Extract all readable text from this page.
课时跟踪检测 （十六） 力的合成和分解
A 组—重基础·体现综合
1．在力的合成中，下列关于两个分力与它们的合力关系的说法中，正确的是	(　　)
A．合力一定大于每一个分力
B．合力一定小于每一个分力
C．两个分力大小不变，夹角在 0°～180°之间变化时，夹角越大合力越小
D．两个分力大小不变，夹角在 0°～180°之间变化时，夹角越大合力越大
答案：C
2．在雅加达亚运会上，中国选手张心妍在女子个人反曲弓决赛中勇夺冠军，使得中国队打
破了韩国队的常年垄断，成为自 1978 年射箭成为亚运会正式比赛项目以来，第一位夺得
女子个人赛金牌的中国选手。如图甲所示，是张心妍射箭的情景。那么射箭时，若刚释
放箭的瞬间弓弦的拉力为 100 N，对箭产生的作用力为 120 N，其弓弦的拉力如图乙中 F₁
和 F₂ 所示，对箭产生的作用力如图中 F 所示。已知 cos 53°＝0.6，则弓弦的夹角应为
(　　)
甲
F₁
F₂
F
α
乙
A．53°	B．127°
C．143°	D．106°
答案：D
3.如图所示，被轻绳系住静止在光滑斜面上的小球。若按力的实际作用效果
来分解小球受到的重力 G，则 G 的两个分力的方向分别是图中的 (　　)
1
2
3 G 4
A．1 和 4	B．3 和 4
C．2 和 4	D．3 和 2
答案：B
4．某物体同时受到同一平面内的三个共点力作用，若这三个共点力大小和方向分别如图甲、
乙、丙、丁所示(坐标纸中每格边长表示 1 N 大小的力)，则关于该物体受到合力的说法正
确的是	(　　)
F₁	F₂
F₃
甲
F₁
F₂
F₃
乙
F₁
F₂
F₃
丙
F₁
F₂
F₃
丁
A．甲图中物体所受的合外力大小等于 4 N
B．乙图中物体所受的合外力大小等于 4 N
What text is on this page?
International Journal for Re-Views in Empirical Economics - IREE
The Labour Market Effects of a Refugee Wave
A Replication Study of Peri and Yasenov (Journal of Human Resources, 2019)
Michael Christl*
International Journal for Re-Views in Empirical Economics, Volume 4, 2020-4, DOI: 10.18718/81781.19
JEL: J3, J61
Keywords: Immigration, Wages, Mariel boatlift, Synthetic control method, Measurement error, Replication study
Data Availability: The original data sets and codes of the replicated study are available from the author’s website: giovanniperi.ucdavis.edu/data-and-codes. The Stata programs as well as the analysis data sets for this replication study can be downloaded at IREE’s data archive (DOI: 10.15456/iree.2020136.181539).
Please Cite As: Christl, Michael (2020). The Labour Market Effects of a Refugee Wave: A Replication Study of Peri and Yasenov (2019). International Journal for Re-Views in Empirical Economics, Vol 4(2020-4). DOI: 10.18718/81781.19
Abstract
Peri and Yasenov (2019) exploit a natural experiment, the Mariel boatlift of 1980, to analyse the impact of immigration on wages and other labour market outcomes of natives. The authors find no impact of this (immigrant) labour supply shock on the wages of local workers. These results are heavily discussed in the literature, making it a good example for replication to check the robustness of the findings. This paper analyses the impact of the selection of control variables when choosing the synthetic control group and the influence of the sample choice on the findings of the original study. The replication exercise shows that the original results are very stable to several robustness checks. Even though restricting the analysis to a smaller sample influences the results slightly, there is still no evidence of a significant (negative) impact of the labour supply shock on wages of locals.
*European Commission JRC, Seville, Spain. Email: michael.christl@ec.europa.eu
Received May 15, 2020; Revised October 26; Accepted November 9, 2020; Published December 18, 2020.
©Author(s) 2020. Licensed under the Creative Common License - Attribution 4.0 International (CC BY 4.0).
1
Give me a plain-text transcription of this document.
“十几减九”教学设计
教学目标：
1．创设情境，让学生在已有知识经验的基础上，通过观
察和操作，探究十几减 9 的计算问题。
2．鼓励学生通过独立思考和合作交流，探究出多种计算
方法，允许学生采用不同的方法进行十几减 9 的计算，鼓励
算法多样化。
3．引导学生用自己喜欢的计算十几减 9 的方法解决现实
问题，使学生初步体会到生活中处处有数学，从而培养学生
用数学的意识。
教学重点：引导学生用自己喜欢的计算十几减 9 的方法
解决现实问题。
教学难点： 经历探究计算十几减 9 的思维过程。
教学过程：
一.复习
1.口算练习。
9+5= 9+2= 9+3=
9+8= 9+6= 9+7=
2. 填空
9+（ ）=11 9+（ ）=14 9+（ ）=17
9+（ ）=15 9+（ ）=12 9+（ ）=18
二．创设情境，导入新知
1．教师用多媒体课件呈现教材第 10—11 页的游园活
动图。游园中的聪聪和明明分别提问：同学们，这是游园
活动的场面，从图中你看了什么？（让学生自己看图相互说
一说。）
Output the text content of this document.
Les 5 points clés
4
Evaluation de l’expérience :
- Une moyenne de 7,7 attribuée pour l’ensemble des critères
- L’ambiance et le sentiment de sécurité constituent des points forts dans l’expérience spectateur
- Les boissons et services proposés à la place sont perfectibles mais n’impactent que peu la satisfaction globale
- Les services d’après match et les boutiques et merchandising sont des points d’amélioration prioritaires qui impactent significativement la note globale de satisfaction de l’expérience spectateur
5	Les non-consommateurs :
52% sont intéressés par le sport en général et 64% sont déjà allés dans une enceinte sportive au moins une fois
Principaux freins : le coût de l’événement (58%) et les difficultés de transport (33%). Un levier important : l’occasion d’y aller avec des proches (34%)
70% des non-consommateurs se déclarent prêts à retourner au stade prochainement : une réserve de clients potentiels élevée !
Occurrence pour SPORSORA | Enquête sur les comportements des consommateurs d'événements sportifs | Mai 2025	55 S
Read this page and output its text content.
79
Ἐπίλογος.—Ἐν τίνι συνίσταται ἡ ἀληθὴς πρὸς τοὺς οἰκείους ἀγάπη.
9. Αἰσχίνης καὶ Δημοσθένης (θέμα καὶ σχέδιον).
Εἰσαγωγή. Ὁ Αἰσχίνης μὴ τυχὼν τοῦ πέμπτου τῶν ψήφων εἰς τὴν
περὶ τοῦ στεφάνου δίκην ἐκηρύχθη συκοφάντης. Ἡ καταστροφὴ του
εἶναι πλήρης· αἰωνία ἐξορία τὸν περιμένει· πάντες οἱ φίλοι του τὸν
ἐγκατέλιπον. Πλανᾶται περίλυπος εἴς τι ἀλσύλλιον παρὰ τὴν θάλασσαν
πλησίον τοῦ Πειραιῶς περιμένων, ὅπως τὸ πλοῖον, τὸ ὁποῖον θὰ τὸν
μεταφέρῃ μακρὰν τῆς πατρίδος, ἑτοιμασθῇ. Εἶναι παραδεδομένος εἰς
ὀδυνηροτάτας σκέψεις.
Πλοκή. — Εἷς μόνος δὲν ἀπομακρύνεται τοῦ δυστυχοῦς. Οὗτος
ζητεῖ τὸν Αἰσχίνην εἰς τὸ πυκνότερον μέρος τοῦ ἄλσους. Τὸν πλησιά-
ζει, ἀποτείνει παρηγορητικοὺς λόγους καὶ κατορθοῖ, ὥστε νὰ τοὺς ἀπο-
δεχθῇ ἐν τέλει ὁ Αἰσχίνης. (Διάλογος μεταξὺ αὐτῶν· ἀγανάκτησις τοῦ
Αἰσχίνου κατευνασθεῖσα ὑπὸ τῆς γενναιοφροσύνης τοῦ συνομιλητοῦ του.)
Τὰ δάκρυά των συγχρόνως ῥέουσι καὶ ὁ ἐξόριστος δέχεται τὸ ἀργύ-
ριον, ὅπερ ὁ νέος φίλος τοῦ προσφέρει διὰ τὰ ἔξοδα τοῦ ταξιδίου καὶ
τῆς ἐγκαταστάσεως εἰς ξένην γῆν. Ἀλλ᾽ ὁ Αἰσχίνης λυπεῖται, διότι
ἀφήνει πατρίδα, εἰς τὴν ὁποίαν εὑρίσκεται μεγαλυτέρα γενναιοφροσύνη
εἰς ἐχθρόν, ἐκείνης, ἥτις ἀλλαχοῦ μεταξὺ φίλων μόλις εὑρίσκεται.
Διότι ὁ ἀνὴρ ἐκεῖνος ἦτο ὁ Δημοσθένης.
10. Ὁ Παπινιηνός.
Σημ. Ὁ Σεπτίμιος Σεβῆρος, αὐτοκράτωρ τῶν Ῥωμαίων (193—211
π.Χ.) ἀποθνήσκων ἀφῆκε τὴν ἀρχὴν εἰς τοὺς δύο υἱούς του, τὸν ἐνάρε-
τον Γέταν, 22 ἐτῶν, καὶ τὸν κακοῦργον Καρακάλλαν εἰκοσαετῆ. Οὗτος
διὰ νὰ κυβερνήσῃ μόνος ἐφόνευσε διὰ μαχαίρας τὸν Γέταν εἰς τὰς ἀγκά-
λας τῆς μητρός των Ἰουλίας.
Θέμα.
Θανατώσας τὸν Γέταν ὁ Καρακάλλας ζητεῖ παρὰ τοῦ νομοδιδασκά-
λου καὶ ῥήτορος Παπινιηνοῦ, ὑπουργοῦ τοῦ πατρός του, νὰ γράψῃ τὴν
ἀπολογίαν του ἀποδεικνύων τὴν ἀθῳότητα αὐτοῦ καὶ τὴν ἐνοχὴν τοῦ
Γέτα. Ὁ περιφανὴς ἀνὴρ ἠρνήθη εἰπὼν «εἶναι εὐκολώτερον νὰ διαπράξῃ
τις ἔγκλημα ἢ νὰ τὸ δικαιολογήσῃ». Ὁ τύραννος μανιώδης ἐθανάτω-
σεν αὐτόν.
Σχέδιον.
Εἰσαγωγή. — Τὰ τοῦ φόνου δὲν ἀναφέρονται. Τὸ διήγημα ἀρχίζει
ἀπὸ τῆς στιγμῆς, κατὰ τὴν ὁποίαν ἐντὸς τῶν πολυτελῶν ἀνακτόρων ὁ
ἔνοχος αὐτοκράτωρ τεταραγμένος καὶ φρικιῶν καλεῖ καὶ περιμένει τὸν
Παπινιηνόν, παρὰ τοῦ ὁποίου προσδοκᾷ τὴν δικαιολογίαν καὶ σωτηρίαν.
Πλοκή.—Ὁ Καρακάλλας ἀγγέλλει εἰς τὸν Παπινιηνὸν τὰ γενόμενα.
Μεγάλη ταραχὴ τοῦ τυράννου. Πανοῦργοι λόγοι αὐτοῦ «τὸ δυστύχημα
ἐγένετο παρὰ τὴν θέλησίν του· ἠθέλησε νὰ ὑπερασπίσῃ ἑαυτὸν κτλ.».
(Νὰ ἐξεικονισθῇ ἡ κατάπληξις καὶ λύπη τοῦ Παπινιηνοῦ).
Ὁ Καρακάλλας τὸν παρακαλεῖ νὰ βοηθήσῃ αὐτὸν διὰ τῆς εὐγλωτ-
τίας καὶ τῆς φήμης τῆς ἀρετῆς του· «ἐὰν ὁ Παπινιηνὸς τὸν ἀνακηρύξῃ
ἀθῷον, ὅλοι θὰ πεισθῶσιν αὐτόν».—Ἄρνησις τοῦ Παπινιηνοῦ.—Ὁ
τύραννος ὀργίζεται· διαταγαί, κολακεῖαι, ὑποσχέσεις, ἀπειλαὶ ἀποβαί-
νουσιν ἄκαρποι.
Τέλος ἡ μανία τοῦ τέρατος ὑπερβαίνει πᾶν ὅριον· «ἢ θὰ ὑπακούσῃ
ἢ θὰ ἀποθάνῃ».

━━━━━━━━━━━━━━━━━━━━

Directive
Search the entries for the word "εὑρίσκεται", then list each line that holds it.

Finished task
ἀφήνει πατρίδα, εἰς τὴν ὁποίαν εὑρίσκεται μεγαλυτέρα γενναιοφροσύνη
εἰς ἐχθρόν, ἐκείνης, ἥτις ἀλλαχοῦ μεταξὺ φίλων μόλις εὑρίσκεται.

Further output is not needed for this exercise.